Extracts from a graphics dataset
------------------------

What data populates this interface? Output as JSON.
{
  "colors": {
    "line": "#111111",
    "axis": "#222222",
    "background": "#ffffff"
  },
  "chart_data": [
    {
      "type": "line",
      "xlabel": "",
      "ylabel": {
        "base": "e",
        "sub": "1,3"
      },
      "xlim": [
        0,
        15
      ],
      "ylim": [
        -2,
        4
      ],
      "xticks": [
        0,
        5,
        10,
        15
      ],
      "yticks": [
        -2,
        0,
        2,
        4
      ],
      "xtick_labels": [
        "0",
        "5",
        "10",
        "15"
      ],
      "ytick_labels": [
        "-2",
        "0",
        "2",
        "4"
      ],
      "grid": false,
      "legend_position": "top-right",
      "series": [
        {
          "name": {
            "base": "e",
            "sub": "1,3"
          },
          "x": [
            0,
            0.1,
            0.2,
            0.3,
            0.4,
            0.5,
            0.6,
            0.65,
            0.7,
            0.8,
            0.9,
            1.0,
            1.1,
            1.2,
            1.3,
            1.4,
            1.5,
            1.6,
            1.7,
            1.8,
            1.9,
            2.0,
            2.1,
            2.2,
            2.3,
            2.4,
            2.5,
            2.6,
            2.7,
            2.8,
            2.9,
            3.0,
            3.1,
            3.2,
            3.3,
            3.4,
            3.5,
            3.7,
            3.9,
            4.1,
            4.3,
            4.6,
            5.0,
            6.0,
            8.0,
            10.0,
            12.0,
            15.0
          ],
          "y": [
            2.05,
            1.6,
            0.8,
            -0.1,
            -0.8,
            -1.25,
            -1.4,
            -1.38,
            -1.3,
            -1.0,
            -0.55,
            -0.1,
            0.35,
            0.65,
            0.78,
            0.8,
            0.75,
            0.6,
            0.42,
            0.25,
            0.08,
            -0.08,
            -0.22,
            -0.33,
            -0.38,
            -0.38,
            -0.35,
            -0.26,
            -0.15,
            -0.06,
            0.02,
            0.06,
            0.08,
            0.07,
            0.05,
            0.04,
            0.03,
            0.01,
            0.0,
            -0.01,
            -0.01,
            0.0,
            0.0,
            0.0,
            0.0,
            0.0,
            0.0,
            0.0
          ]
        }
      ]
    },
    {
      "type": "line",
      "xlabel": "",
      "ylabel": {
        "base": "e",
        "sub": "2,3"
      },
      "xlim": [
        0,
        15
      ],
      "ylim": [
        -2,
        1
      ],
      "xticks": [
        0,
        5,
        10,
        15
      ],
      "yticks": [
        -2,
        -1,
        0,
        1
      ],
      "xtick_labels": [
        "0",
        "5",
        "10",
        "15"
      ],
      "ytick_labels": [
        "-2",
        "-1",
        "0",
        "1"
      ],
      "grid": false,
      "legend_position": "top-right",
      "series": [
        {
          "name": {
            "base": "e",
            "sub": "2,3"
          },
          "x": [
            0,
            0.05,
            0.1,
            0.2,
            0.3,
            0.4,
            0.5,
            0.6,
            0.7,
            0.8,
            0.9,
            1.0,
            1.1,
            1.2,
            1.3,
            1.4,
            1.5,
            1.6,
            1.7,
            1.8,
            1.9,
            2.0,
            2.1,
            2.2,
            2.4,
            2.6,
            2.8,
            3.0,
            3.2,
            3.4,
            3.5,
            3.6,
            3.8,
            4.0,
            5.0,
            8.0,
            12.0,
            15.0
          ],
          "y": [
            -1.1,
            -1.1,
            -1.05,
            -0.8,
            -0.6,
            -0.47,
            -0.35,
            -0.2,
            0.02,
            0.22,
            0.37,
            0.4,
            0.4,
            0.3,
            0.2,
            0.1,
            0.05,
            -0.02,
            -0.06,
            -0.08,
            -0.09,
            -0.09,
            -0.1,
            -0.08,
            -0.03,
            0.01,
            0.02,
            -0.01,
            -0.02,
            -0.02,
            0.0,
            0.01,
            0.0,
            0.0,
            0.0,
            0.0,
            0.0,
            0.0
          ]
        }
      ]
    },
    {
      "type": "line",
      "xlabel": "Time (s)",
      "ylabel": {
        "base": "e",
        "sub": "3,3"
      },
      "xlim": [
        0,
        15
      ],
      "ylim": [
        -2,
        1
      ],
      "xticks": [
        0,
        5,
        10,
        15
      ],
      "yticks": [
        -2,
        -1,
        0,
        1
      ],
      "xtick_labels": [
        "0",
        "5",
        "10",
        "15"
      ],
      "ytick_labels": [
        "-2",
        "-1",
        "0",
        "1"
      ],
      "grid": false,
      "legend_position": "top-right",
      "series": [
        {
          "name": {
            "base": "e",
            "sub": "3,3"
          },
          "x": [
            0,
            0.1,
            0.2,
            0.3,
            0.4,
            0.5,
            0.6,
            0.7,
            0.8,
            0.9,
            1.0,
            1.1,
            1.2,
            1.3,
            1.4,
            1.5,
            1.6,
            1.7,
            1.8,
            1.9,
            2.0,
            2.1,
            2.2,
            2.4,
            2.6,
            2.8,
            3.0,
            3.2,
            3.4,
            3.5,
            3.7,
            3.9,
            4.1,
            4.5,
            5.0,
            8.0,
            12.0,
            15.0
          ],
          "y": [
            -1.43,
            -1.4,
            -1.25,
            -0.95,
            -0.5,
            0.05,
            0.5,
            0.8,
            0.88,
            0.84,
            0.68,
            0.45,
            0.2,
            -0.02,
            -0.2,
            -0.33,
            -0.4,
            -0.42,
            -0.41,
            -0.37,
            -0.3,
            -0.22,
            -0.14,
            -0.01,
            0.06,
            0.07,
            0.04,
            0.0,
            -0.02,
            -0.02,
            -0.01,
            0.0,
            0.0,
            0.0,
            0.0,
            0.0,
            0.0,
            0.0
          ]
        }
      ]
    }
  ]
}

------------------------

▶ [Given task]:
Please give back all of the records exactly as written.

▶ [Task result]:
What data populates this interface? Output as JSON.
{
  "colors": {
    "line": "#111111",
    "axis": "#222222",
    "background": "#ffffff"
  },
  "chart_data": [
    {
      "type": "line",
      "xlabel": "",
      "ylabel": {
        "base": "e",
        "sub": "1,3"
      },
      "xlim": [
        0,
        15
      ],
      "ylim": [
        -2,
        4
      ],
      "xticks": [
        0,
        5,
        10,
        15
      ],
      "yticks": [
        -2,
        0,
        2,
        4
      ],
      "xtick_labels": [
        "0",
        "5",
        "10",
        "15"
      ],
      "ytick_labels": [
        "-2",
        "0",
        "2",
        "4"
      ],
      "grid": false,
      "legend_position": "top-right",
      "series": [
        {
          "name": {
            "base": "e",
            "sub": "1,3"
          },
          "x": [
            0,
            0.1,
            0.2,
            0.3,
            0.4,
            0.5,
            0.6,
            0.65,
            0.7,
            0.8,
            0.9,
            1.0,
            1.1,
            1.2,
            1.3,
            1.4,
            1.5,
            1.6,
            1.7,
            1.8,
            1.9,
            2.0,
            2.1,
            2.2,
            2.3,
            2.4,
            2.5,
            2.6,
            2.7,
            2.8,
            2.9,
            3.0,
            3.1,
            3.2,
            3.3,
            3.4,
            3.5,
            3.7,
            3.9,
            4.1,
            4.3,
            4.6,
            5.0,
            6.0,
            8.0,
            10.0,
            12.0,
            15.0
          ],
          "y": [
            2.05,
            1.6,
            0.8,
            -0.1,
            -0.8,
            -1.25,
            -1.4,
            -1.38,
            -1.3,
            -1.0,
            -0.55,
            -0.1,
            0.35,
            0.65,
            0.78,
            0.8,
            0.75,
            0.6,
            0.42,
            0.25,
            0.08,
            -0.08,
            -0.22,
            -0.33,
            -0.38,
            -0.38,
            -0.35,
            -0.26,
            -0.15,
            -0.06,
            0.02,
            0.06,
            0.08,
            0.07,
            0.05,
            0.04,
            0.03,
            0.01,
            0.0,
            -0.01,
            -0.01,
            0.0,
            0.0,
            0.0,
            0.0,
            0.0,
            0.0,
            0.0
          ]
        }
      ]
    },
    {
      "type": "line",
      "xlabel": "",
      "ylabel": {
        "base": "e",
        "sub": "2,3"
      },
      "xlim": [
        0,
        15
      ],
      "ylim": [
        -2,
        1
      ],
      "xticks": [
        0,
        5,
        10,
        15
      ],
      "yticks": [
        -2,
        -1,
        0,
        1
      ],
      "xtick_labels": [
        "0",
        "5",
        "10",
        "15"
      ],
      "ytick_labels": [
        "-2",
        "-1",
        "0",
        "1"
      ],
      "grid": false,
      "legend_position": "top-right",
      "series": [
        {
          "name": {
            "base": "e",
            "sub": "2,3"
          },
          "x": [
            0,
            0.05,
            0.1,
            0.2,
            0.3,
            0.4,
            0.5,
            0.6,
            0.7,
            0.8,
            0.9,
            1.0,
            1.1,
            1.2,
            1.3,
            1.4,
            1.5,
            1.6,
            1.7,
            1.8,
            1.9,
            2.0,
            2.1,
            2.2,
            2.4,
            2.6,
            2.8,
            3.0,
            3.2,
            3.4,
            3.5,
            3.6,
            3.8,
            4.0,
            5.0,
            8.0,
            12.0,
            15.0
          ],
          "y": [
            -1.1,
            -1.1,
            -1.05,
            -0.8,
            -0.6,
            -0.47,
            -0.35,
            -0.2,
            0.02,
            0.22,
            0.37,
            0.4,
            0.4,
            0.3,
            0.2,
            0.1,
            0.05,
            -0.02,
            -0.06,
            -0.08,
            -0.09,
            -0.09,
            -0.1,
            -0.08,
            -0.03,
            0.01,
            0.02,
            -0.01,
            -0.02,
            -0.02,
            0.0,
            0.01,
            0.0,
            0.0,
            0.0,
            0.0,
            0.0,
            0.0
          ]
        }
      ]
    },
    {
      "type": "line",
      "xlabel": "Time (s)",
      "ylabel": {
        "base": "e",
        "sub": "3,3"
      },
      "xlim": [
        0,
        15
      ],
      "ylim": [
        -2,
        1
      ],
      "xticks": [
        0,
        5,
        10,
        15
      ],
      "yticks": [
        -2,
        -1,
        0,
        1
      ],
      "xtick_labels": [
        "0",
        "5",
        "10",
        "15"
      ],
      "ytick_labels": [
        "-2",
        "-1",
        "0",
        "1"
      ],
      "grid": false,
      "legend_position": "top-right",
      "series": [
        {
          "name": {
            "base": "e",
            "sub": "3,3"
          },
          "x": [
            0,
            0.1,
            0.2,
            0.3,
            0.4,
            0.5,
            0.6,
            0.7,
            0.8,
            0.9,
            1.0,
            1.1,
            1.2,
            1.3,
            1.4,
            1.5,
            1.6,
            1.7,
            1.8,
            1.9,
            2.0,
            2.1,
            2.2,
            2.4,
            2.6,
            2.8,
            3.0,
            3.2,
            3.4,
            3.5,
            3.7,
            3.9,
            4.1,
            4.5,
            5.0,
            8.0,
            12.0,
            15.0
          ],
          "y": [
            -1.43,
            -1.4,
            -1.25,
            -0.95,
            -0.5,
            0.05,
            0.5,
            0.8,
            0.88,
            0.84,
            0.68,
            0.45,
            0.2,
            -0.02,
            -0.2,
            -0.33,
            -0.4,
            -0.42,
            -0.41,
            -0.37,
            -0.3,
            -0.22,
            -0.14,
            -0.01,
            0.06,
            0.07,
            0.04,
            0.0,
            -0.02,
            -0.02,
            -0.01,
            0.0,
            0.0,
            0.0,
            0.0,
            0.0,
            0.0,
            0.0
          ]
        }
      ]
    }
  ]
}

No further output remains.